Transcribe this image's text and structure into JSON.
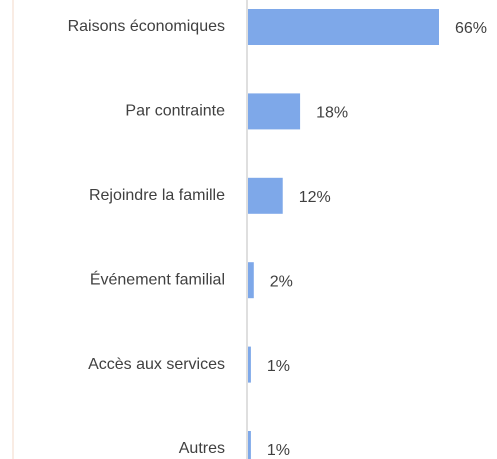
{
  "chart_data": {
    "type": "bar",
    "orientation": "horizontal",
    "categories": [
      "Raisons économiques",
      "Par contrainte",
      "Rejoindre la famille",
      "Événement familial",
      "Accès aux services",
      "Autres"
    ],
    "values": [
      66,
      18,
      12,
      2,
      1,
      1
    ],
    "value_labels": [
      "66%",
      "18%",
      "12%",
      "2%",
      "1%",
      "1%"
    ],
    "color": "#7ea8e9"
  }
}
======
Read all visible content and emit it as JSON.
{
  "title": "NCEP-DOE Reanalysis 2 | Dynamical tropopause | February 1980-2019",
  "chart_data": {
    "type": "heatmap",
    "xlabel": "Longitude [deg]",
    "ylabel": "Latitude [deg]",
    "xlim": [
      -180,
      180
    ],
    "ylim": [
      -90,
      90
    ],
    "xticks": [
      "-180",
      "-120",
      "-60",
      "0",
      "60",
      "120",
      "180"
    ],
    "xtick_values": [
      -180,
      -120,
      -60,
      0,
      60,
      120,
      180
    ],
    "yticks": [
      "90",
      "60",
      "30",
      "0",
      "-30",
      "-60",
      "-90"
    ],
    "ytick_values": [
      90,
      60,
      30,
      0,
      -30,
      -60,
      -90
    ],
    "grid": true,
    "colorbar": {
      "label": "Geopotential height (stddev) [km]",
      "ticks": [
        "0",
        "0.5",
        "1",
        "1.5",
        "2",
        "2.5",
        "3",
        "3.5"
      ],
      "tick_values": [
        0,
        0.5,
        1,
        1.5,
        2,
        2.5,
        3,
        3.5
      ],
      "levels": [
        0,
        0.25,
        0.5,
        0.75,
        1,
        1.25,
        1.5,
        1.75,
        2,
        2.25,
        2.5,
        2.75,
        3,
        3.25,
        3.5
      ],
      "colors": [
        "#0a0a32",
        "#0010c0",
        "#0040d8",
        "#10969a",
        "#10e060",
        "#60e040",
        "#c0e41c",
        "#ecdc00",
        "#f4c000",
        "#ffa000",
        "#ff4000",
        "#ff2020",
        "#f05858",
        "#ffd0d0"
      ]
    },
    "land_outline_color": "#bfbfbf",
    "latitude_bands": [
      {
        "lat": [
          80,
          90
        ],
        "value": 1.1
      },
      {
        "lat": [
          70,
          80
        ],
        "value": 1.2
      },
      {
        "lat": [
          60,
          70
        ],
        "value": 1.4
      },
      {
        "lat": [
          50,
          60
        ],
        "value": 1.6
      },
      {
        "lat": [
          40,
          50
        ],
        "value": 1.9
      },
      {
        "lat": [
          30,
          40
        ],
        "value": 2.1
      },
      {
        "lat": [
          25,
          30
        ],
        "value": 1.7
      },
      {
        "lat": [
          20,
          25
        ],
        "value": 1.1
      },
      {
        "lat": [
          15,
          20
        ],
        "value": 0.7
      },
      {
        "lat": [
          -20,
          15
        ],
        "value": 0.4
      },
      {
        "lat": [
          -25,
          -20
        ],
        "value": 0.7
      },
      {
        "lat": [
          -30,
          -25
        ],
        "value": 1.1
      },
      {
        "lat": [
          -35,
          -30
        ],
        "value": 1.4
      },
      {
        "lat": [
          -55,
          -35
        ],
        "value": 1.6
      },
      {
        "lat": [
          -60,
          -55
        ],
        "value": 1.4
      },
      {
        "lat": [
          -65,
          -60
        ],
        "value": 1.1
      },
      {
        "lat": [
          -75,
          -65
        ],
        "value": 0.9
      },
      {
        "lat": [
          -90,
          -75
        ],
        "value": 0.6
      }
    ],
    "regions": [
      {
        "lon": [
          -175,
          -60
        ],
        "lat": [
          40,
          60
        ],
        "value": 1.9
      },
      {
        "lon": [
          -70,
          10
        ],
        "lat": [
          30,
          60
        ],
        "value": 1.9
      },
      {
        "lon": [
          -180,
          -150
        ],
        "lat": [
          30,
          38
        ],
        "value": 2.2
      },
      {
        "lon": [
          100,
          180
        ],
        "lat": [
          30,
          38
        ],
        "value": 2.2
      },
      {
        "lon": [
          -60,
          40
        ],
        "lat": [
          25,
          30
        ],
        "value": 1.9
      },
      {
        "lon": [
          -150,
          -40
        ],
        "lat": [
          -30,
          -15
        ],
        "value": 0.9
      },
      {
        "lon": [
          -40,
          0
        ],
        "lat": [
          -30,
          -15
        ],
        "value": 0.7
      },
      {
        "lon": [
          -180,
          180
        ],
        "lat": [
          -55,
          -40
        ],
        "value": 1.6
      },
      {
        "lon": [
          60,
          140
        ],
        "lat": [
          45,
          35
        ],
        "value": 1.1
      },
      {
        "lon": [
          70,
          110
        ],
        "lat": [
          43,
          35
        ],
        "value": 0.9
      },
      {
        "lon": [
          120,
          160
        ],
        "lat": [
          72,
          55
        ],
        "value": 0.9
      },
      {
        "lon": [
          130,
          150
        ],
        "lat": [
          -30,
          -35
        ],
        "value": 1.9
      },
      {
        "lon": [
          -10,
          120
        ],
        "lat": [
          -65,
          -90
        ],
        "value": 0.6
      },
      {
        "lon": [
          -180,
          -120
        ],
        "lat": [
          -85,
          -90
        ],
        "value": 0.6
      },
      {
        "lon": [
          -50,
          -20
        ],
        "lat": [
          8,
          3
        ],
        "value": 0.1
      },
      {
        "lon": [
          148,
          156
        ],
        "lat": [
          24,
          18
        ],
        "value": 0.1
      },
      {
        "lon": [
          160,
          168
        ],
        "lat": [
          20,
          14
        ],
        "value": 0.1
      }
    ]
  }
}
======
DIRECTIONS FOR THIS TASK: Search the listing for the word "JSON" and return each line that holds it.

RESPONSE FOR THIS EXERCISE:
Transcribe this image's text and structure into JSON.
Read all visible content and emit it as JSON.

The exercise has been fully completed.